DIRECTION: Copy the records, replacing "guideway" with "guide rail" wherever it occurs and leaving everything else unchanged.

TASK INPUT:

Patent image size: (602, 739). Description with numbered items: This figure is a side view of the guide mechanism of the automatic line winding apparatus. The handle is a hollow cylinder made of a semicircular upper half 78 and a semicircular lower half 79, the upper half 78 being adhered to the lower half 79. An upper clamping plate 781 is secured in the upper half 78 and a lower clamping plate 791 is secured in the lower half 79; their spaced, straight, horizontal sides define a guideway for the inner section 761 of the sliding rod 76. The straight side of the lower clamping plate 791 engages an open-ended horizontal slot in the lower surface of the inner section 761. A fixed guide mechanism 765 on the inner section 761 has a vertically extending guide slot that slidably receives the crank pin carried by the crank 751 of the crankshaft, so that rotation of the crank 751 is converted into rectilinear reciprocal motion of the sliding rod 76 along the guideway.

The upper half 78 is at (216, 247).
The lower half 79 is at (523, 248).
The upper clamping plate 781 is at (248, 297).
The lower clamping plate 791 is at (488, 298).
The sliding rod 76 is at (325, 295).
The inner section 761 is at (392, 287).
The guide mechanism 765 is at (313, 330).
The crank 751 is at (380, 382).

SOLUTION BELOW:
Patent image size: (602, 739). Description with numbered items: This figure is a side view of the guide mechanism of the automatic line winding apparatus. The handle is a hollow cylinder made of a semicircular upper half 78 and a semicircular lower half 79, the upper half 78 being adhered to the lower half 79. An upper clamping plate 781 is secured in the upper half 78 and a lower clamping plate 791 is secured in the lower half 79; their spaced, straight, horizontal sides define a guide rail for the inner section 761 of the sliding rod 76. The straight side of the lower clamping plate 791 engages an open-ended horizontal slot in the lower surface of the inner section 761. A fixed guide mechanism 765 on the inner section 761 has a vertically extending guide slot that slidably receives the crank pin carried by the crank 751 of the crankshaft, so that rotation of the crank 751 is converted into rectilinear reciprocal motion of the sliding rod 76 along the guide rail.

The upper half 78 is at (216, 247).
The lower half 79 is at (523, 248).
The upper clamping plate 781 is at (248, 297).
The lower clamping plate 791 is at (488, 298).
The sliding rod 76 is at (325, 295).
The inner section 761 is at (392, 287).
The guide mechanism 765 is at (313, 330).
The crank 751 is at (380, 382).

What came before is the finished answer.